### DATASET RECORDS:
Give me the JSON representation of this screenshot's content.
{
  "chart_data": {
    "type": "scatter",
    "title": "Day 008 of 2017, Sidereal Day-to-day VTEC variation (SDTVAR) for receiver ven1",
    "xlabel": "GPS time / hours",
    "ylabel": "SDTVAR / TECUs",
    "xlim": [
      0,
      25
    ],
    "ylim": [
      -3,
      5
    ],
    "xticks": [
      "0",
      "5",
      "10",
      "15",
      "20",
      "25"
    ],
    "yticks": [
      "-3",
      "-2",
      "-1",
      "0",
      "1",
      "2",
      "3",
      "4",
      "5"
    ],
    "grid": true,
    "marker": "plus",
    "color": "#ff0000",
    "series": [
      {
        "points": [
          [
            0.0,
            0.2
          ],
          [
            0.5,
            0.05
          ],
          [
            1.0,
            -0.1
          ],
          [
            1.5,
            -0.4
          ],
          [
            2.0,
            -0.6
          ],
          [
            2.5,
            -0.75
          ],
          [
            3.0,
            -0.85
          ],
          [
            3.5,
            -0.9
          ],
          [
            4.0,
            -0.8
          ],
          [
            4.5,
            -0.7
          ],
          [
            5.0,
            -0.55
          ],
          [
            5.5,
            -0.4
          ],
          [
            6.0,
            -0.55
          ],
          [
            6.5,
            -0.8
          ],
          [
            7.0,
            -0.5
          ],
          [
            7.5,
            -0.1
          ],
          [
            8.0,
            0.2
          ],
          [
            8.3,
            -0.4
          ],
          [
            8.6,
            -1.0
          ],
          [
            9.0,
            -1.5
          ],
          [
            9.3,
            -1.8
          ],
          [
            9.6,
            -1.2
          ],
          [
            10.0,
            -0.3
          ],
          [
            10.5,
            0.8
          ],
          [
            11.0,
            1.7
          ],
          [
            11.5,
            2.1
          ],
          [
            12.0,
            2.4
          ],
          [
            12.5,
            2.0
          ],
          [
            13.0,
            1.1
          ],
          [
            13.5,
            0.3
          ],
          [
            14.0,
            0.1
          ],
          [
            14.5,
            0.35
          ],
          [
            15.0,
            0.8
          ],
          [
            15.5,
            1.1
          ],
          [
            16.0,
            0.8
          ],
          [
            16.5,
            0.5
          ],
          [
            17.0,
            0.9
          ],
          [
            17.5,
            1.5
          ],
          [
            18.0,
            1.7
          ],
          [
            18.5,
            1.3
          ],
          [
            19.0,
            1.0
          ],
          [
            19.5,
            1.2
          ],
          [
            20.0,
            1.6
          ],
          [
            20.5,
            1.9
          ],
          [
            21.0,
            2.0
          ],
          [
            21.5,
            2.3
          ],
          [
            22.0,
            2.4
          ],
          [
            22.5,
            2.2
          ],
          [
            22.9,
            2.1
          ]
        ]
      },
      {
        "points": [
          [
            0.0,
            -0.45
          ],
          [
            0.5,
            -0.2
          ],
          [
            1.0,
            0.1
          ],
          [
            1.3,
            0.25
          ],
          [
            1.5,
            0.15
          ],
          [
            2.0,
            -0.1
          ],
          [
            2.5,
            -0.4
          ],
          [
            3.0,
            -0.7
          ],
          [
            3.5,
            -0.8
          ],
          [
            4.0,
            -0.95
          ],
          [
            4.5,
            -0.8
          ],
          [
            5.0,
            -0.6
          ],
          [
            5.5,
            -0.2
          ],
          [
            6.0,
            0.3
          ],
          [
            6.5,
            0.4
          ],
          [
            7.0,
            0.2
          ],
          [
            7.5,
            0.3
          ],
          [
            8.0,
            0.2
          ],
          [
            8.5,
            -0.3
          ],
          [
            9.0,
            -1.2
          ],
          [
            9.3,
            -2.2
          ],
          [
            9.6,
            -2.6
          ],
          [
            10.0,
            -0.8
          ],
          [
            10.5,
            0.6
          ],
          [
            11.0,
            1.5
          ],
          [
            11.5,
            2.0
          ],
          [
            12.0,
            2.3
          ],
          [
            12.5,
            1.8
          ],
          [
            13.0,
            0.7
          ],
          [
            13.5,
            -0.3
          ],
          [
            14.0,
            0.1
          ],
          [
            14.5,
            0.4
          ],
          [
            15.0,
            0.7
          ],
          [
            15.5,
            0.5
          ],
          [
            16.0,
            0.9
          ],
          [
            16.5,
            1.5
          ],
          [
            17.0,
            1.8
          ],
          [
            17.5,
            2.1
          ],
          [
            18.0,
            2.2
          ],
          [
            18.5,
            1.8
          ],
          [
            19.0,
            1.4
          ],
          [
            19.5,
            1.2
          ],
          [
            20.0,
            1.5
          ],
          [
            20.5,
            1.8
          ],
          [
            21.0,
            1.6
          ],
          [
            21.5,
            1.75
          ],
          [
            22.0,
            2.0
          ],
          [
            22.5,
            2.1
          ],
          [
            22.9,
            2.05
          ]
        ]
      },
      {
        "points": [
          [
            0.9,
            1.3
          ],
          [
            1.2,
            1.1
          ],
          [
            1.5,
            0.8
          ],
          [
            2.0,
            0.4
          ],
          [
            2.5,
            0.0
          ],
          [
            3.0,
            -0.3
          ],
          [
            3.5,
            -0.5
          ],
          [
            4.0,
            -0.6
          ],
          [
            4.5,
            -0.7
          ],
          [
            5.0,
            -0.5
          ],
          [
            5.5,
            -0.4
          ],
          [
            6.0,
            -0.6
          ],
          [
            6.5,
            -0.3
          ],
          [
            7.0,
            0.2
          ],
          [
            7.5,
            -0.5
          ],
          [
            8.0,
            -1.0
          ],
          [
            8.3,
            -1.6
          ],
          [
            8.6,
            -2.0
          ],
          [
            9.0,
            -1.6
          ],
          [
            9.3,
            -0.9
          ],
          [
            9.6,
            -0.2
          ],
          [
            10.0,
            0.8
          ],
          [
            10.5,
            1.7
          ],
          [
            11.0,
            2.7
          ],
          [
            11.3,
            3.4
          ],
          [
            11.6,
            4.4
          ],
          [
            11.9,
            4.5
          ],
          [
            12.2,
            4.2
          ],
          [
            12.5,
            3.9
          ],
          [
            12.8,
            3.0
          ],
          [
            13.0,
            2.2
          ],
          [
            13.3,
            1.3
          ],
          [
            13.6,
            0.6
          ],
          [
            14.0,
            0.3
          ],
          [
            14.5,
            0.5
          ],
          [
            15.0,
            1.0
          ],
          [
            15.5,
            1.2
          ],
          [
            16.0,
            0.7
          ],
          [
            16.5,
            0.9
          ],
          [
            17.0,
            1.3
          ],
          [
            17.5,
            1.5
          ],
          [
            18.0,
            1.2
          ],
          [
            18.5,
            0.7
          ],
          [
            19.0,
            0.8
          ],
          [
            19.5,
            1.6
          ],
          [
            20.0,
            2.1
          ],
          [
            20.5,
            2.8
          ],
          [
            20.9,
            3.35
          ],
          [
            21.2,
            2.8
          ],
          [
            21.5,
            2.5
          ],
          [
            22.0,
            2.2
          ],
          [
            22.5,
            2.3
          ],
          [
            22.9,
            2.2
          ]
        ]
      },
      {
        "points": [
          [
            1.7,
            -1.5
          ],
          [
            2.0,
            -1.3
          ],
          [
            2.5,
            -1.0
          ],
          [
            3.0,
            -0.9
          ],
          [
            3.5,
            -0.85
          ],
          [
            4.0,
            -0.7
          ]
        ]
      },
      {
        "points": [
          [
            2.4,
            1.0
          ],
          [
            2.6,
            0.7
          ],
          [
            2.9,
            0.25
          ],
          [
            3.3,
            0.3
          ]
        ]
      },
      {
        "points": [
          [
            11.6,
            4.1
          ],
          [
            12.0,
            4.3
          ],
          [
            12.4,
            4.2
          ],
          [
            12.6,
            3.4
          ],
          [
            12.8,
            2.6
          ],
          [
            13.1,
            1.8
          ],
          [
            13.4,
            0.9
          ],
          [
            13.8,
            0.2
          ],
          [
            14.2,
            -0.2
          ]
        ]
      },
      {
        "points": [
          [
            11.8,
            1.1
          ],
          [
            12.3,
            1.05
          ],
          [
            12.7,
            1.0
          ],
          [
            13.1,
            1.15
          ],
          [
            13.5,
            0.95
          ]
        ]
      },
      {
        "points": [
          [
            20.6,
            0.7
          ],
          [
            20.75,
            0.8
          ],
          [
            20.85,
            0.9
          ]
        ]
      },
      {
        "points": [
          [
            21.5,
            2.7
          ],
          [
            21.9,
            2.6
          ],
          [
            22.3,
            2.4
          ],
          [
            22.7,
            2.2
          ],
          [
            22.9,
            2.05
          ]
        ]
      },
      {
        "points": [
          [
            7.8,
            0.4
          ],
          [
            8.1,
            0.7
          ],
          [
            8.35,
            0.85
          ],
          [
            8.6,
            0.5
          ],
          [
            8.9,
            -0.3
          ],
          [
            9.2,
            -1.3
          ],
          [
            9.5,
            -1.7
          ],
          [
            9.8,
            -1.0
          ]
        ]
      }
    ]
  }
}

### EXERCISE REQUIREMENTS:
Copy the lines from the entries above in which the word "SDTVAR" appears.

### EXERCISE ANSWER:
    "title": "Day 008 of 2017, Sidereal Day-to-day VTEC variation (SDTVAR) for receiver ven1",
    "ylabel": "SDTVAR / TECUs",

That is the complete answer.